• Material supplied:
--- start ---
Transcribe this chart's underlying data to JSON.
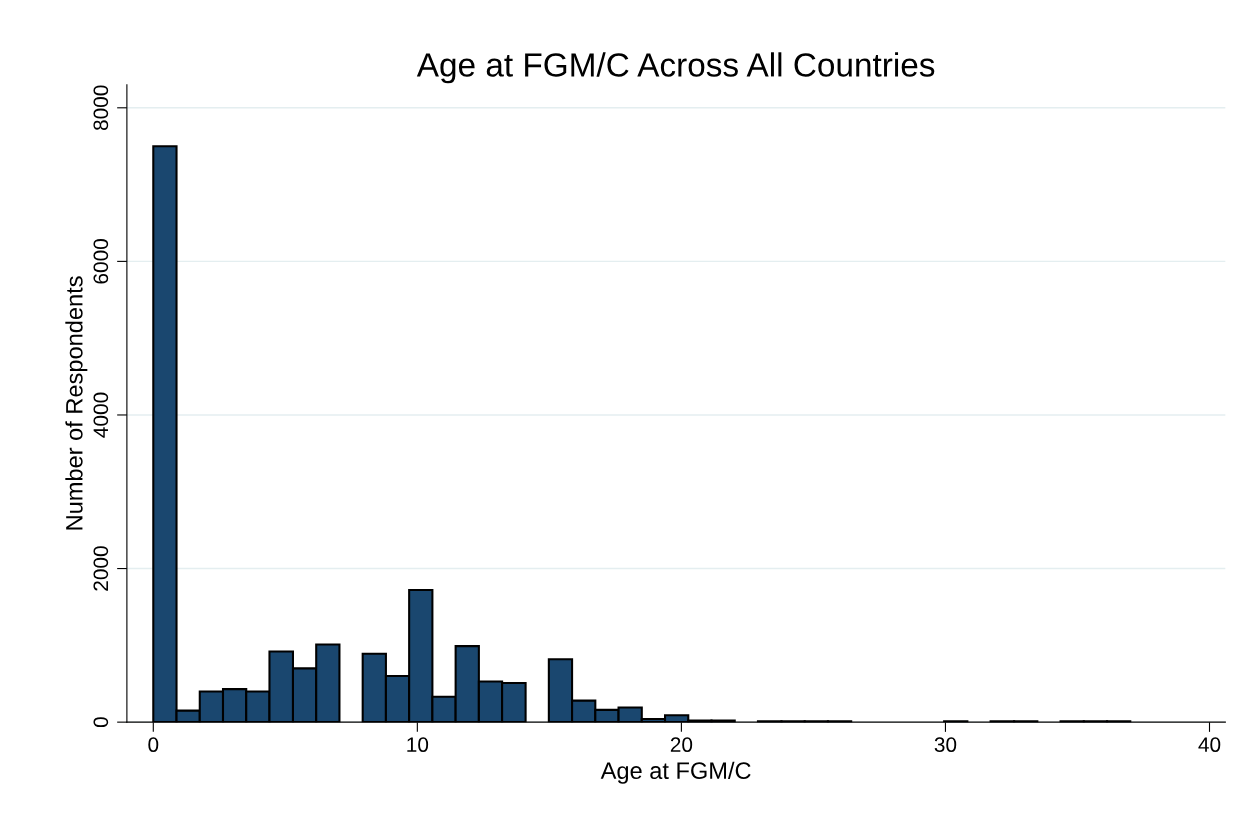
{
  "chart_data": {
    "type": "histogram",
    "title": "Age at FGM/C Across All Countries",
    "xlabel": "Age at FGM/C",
    "ylabel": "Number of Respondents",
    "bins": [
      0,
      0.88,
      1.76,
      2.64,
      3.52,
      4.4,
      5.29,
      6.17,
      7.05,
      7.93,
      8.81,
      9.69,
      10.57,
      11.45,
      12.33,
      13.21,
      14.1,
      14.98,
      15.86,
      16.74,
      17.62,
      18.5,
      19.38,
      20.26,
      21.14,
      22.02,
      22.9,
      23.79,
      24.67,
      25.55,
      26.43,
      27.31,
      28.19,
      29.07,
      29.95,
      30.83,
      31.71,
      32.6,
      33.48,
      34.36,
      35.24,
      36.12,
      37.0
    ],
    "values": [
      7500,
      150,
      400,
      430,
      400,
      920,
      700,
      1010,
      0,
      890,
      600,
      1720,
      330,
      990,
      530,
      510,
      0,
      820,
      280,
      160,
      190,
      40,
      90,
      20,
      20,
      0,
      10,
      10,
      10,
      10,
      0,
      0,
      0,
      0,
      10,
      0,
      10,
      10,
      0,
      10,
      10,
      10
    ],
    "color": "#1a476f",
    "xlim": [
      -1.0,
      40.6
    ],
    "xticks": [
      0,
      10,
      20,
      30,
      40
    ],
    "ylim": [
      0,
      8300
    ],
    "yticks": [
      0,
      2000,
      4000,
      6000,
      8000
    ],
    "grid": "y"
  }
}
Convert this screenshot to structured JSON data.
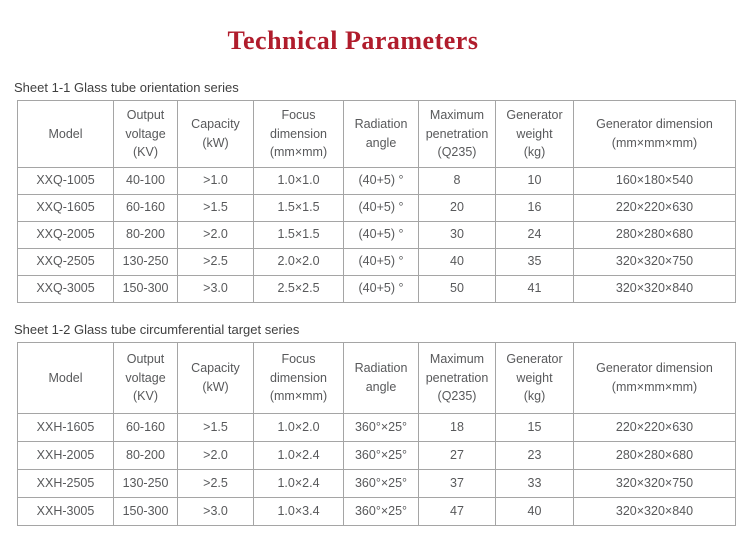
{
  "title": "Technical Parameters",
  "colors": {
    "title_red": "#b01c2c",
    "table_text_gray": "#58595b",
    "border_gray": "#a5a5a5"
  },
  "tables": [
    {
      "caption": "Sheet 1-1 Glass tube orientation series",
      "headers": [
        "Model",
        "Output\nvoltage\n(KV)",
        "Capacity\n(kW)",
        "Focus\ndimension\n(mm×mm)",
        "Radiation\nangle",
        "Maximum\npenetration\n(Q235)",
        "Generator\nweight\n(kg)",
        "Generator dimension\n(mm×mm×mm)"
      ],
      "rows": [
        [
          "XXQ-1005",
          "40-100",
          ">1.0",
          "1.0×1.0",
          "(40+5) °",
          "8",
          "10",
          "160×180×540"
        ],
        [
          "XXQ-1605",
          "60-160",
          ">1.5",
          "1.5×1.5",
          "(40+5) °",
          "20",
          "16",
          "220×220×630"
        ],
        [
          "XXQ-2005",
          "80-200",
          ">2.0",
          "1.5×1.5",
          "(40+5) °",
          "30",
          "24",
          "280×280×680"
        ],
        [
          "XXQ-2505",
          "130-250",
          ">2.5",
          "2.0×2.0",
          "(40+5) °",
          "40",
          "35",
          "320×320×750"
        ],
        [
          "XXQ-3005",
          "150-300",
          ">3.0",
          "2.5×2.5",
          "(40+5) °",
          "50",
          "41",
          "320×320×840"
        ]
      ]
    },
    {
      "caption": "Sheet 1-2 Glass tube circumferential target series",
      "headers": [
        "Model",
        "Output\nvoltage\n(KV)",
        "Capacity\n(kW)",
        "Focus\ndimension\n(mm×mm)",
        "Radiation\nangle",
        "Maximum\npenetration\n(Q235)",
        "Generator\nweight\n(kg)",
        "Generator dimension\n(mm×mm×mm)"
      ],
      "rows": [
        [
          "XXH-1605",
          "60-160",
          ">1.5",
          "1.0×2.0",
          "360°×25°",
          "18",
          "15",
          "220×220×630"
        ],
        [
          "XXH-2005",
          "80-200",
          ">2.0",
          "1.0×2.4",
          "360°×25°",
          "27",
          "23",
          "280×280×680"
        ],
        [
          "XXH-2505",
          "130-250",
          ">2.5",
          "1.0×2.4",
          "360°×25°",
          "37",
          "33",
          "320×320×750"
        ],
        [
          "XXH-3005",
          "150-300",
          ">3.0",
          "1.0×3.4",
          "360°×25°",
          "47",
          "40",
          "320×320×840"
        ]
      ]
    }
  ]
}
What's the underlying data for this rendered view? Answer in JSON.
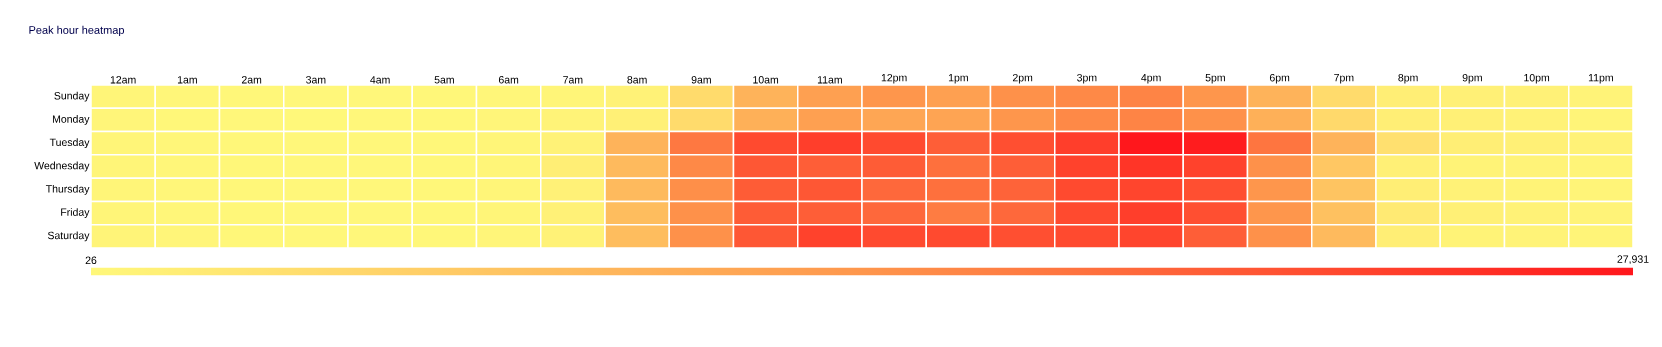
{
  "chart_data": {
    "type": "heatmap",
    "title": "Peak hour heatmap",
    "categories": [
      "12am",
      "1am",
      "2am",
      "3am",
      "4am",
      "5am",
      "6am",
      "7am",
      "8am",
      "9am",
      "10am",
      "11am",
      "12pm",
      "1pm",
      "2pm",
      "3pm",
      "4pm",
      "5pm",
      "6pm",
      "7pm",
      "8pm",
      "9pm",
      "10pm",
      "11pm"
    ],
    "y_categories": [
      "Sunday",
      "Monday",
      "Tuesday",
      "Wednesday",
      "Thursday",
      "Friday",
      "Saturday"
    ],
    "cells": [
      [
        500,
        300,
        200,
        100,
        100,
        200,
        300,
        500,
        900,
        4200,
        9800,
        12500,
        14000,
        12500,
        14500,
        15400,
        16000,
        14000,
        9800,
        4200,
        1500,
        1200,
        1000,
        700
      ],
      [
        400,
        200,
        100,
        26,
        100,
        200,
        400,
        700,
        1200,
        4200,
        10300,
        12500,
        11700,
        12000,
        14000,
        15400,
        16000,
        14500,
        10300,
        4500,
        1500,
        1100,
        900,
        600
      ],
      [
        500,
        300,
        200,
        100,
        100,
        200,
        500,
        900,
        9800,
        17300,
        22300,
        23700,
        22300,
        20100,
        21800,
        23700,
        27931,
        27400,
        17600,
        9800,
        3400,
        1400,
        1200,
        900
      ],
      [
        500,
        300,
        200,
        100,
        100,
        200,
        500,
        1400,
        8900,
        15400,
        20900,
        20100,
        20400,
        18200,
        20100,
        23200,
        24600,
        23200,
        14500,
        7000,
        1100,
        800,
        700,
        600
      ],
      [
        500,
        300,
        200,
        100,
        100,
        200,
        500,
        1000,
        8900,
        14800,
        20400,
        20900,
        19000,
        18200,
        19600,
        22300,
        22900,
        21800,
        14000,
        7500,
        1400,
        900,
        800,
        600
      ],
      [
        500,
        300,
        200,
        100,
        100,
        200,
        500,
        1000,
        8400,
        14500,
        20400,
        20100,
        19000,
        16800,
        19000,
        22300,
        23700,
        21800,
        14000,
        7800,
        2000,
        1100,
        900,
        700
      ],
      [
        600,
        400,
        200,
        100,
        100,
        200,
        400,
        900,
        8400,
        14500,
        20900,
        23200,
        22300,
        22300,
        21800,
        22300,
        22900,
        20100,
        14500,
        8900,
        1400,
        800,
        700,
        600
      ]
    ],
    "clim": [
      26,
      27931
    ],
    "cticks": [
      26,
      {
        "value": 27931,
        "label": "27,931"
      }
    ]
  }
}
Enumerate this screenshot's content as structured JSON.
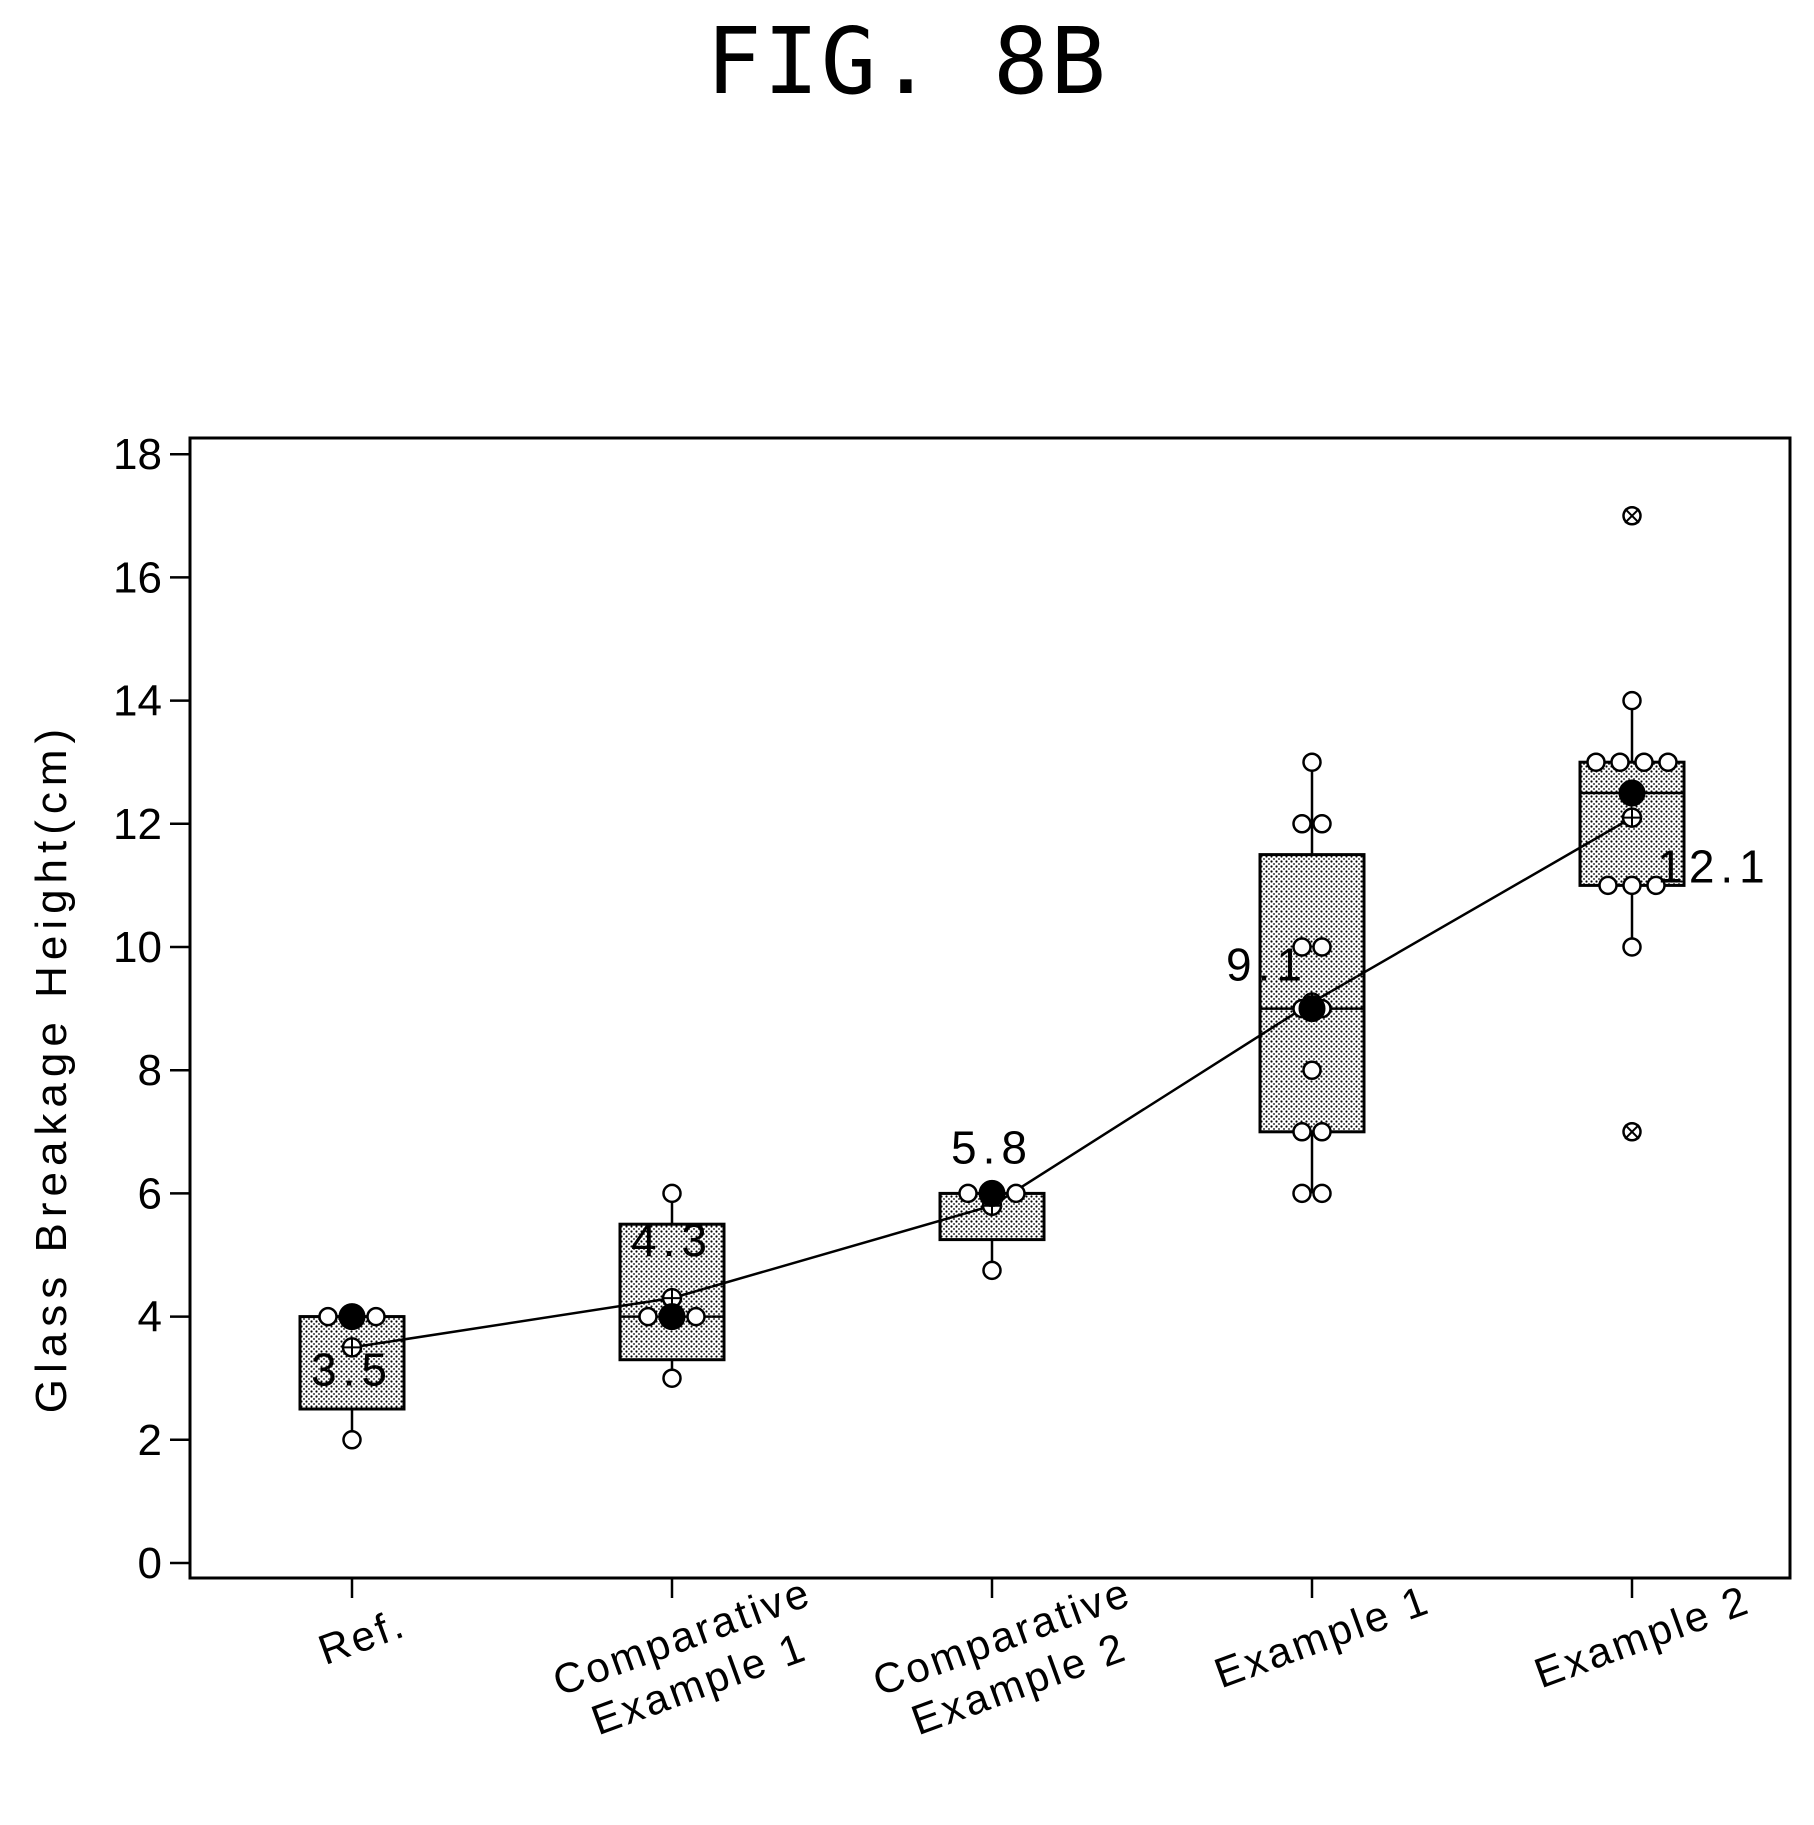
--- end ---
• Your instructions: Exactly reproduce each record, leaving out any pictures.

• Written response:
Transcribe this chart's underlying data to JSON.
{
  "chart_data": {
    "type": "histogram",
    "title": "Age at FGM/C Across All Countries",
    "xlabel": "Age at FGM/C",
    "ylabel": "Number of Respondents",
    "bins": [
      0,
      0.88,
      1.76,
      2.64,
      3.52,
      4.4,
      5.29,
      6.17,
      7.05,
      7.93,
      8.81,
      9.69,
      10.57,
      11.45,
      12.33,
      13.21,
      14.1,
      14.98,
      15.86,
      16.74,
      17.62,
      18.5,
      19.38,
      20.26,
      21.14,
      22.02,
      22.9,
      23.79,
      24.67,
      25.55,
      26.43,
      27.31,
      28.19,
      29.07,
      29.95,
      30.83,
      31.71,
      32.6,
      33.48,
      34.36,
      35.24,
      36.12,
      37.0
    ],
    "values": [
      7500,
      150,
      400,
      430,
      400,
      920,
      700,
      1010,
      0,
      890,
      600,
      1720,
      330,
      990,
      530,
      510,
      0,
      820,
      280,
      160,
      190,
      40,
      90,
      20,
      20,
      0,
      10,
      10,
      10,
      10,
      0,
      0,
      0,
      0,
      10,
      0,
      10,
      10,
      0,
      10,
      10,
      10
    ],
    "color": "#1a476f",
    "xlim": [
      -1.0,
      40.6
    ],
    "xticks": [
      0,
      10,
      20,
      30,
      40
    ],
    "ylim": [
      0,
      8300
    ],
    "yticks": [
      0,
      2000,
      4000,
      6000,
      8000
    ],
    "grid": "y"
  }
}
Convert this screenshot to structured JSON data.
{
  "title": "Technical Parameters",
  "colors": {
    "title_red": "#b01c2c",
    "table_text_gray": "#58595b",
    "border_gray": "#a5a5a5"
  },
  "tables": [
    {
      "caption": "Sheet 1-1 Glass tube orientation series",
      "headers": [
        "Model",
        "Output\nvoltage\n(KV)",
        "Capacity\n(kW)",
        "Focus\ndimension\n(mm×mm)",
        "Radiation\nangle",
        "Maximum\npenetration\n(Q235)",
        "Generator\nweight\n(kg)",
        "Generator dimension\n(mm×mm×mm)"
      ],
      "rows": [
        [
          "XXQ-1005",
          "40-100",
          ">1.0",
          "1.0×1.0",
          "(40+5) °",
          "8",
          "10",
          "160×180×540"
        ],
        [
          "XXQ-1605",
          "60-160",
          ">1.5",
          "1.5×1.5",
          "(40+5) °",
          "20",
          "16",
          "220×220×630"
        ],
        [
          "XXQ-2005",
          "80-200",
          ">2.0",
          "1.5×1.5",
          "(40+5) °",
          "30",
          "24",
          "280×280×680"
        ],
        [
          "XXQ-2505",
          "130-250",
          ">2.5",
          "2.0×2.0",
          "(40+5) °",
          "40",
          "35",
          "320×320×750"
        ],
        [
          "XXQ-3005",
          "150-300",
          ">3.0",
          "2.5×2.5",
          "(40+5) °",
          "50",
          "41",
          "320×320×840"
        ]
      ]
    },
    {
      "caption": "Sheet 1-2 Glass tube circumferential target series",
      "headers": [
        "Model",
        "Output\nvoltage\n(KV)",
        "Capacity\n(kW)",
        "Focus\ndimension\n(mm×mm)",
        "Radiation\nangle",
        "Maximum\npenetration\n(Q235)",
        "Generator\nweight\n(kg)",
        "Generator dimension\n(mm×mm×mm)"
      ],
      "rows": [
        [
          "XXH-1605",
          "60-160",
          ">1.5",
          "1.0×2.0",
          "360°×25°",
          "18",
          "15",
          "220×220×630"
        ],
        [
          "XXH-2005",
          "80-200",
          ">2.0",
          "1.0×2.4",
          "360°×25°",
          "27",
          "23",
          "280×280×680"
        ],
        [
          "XXH-2505",
          "130-250",
          ">2.5",
          "1.0×2.4",
          "360°×25°",
          "37",
          "33",
          "320×320×750"
        ],
        [
          "XXH-3005",
          "150-300",
          ">3.0",
          "1.0×3.4",
          "360°×25°",
          "47",
          "40",
          "320×320×840"
        ]
      ]
    }
  ]
}
What's the underlying data for this rendered view? Answer in JSON.
{
  "chart_data": {
    "type": "heatmap",
    "title": "Peak hour heatmap",
    "categories": [
      "12am",
      "1am",
      "2am",
      "3am",
      "4am",
      "5am",
      "6am",
      "7am",
      "8am",
      "9am",
      "10am",
      "11am",
      "12pm",
      "1pm",
      "2pm",
      "3pm",
      "4pm",
      "5pm",
      "6pm",
      "7pm",
      "8pm",
      "9pm",
      "10pm",
      "11pm"
    ],
    "y_categories": [
      "Sunday",
      "Monday",
      "Tuesday",
      "Wednesday",
      "Thursday",
      "Friday",
      "Saturday"
    ],
    "cells": [
      [
        500,
        300,
        200,
        100,
        100,
        200,
        300,
        500,
        900,
        4200,
        9800,
        12500,
        14000,
        12500,
        14500,
        15400,
        16000,
        14000,
        9800,
        4200,
        1500,
        1200,
        1000,
        700
      ],
      [
        400,
        200,
        100,
        26,
        100,
        200,
        400,
        700,
        1200,
        4200,
        10300,
        12500,
        11700,
        12000,
        14000,
        15400,
        16000,
        14500,
        10300,
        4500,
        1500,
        1100,
        900,
        600
      ],
      [
        500,
        300,
        200,
        100,
        100,
        200,
        500,
        900,
        9800,
        17300,
        22300,
        23700,
        22300,
        20100,
        21800,
        23700,
        27931,
        27400,
        17600,
        9800,
        3400,
        1400,
        1200,
        900
      ],
      [
        500,
        300,
        200,
        100,
        100,
        200,
        500,
        1400,
        8900,
        15400,
        20900,
        20100,
        20400,
        18200,
        20100,
        23200,
        24600,
        23200,
        14500,
        7000,
        1100,
        800,
        700,
        600
      ],
      [
        500,
        300,
        200,
        100,
        100,
        200,
        500,
        1000,
        8900,
        14800,
        20400,
        20900,
        19000,
        18200,
        19600,
        22300,
        22900,
        21800,
        14000,
        7500,
        1400,
        900,
        800,
        600
      ],
      [
        500,
        300,
        200,
        100,
        100,
        200,
        500,
        1000,
        8400,
        14500,
        20400,
        20100,
        19000,
        16800,
        19000,
        22300,
        23700,
        21800,
        14000,
        7800,
        2000,
        1100,
        900,
        700
      ],
      [
        600,
        400,
        200,
        100,
        100,
        200,
        400,
        900,
        8400,
        14500,
        20900,
        23200,
        22300,
        22300,
        21800,
        22300,
        22900,
        20100,
        14500,
        8900,
        1400,
        800,
        700,
        600
      ]
    ],
    "clim": [
      26,
      27931
    ],
    "cticks": [
      26,
      {
        "value": 27931,
        "label": "27,931"
      }
    ]
  }
}
Enumerate this screenshot's content as structured JSON.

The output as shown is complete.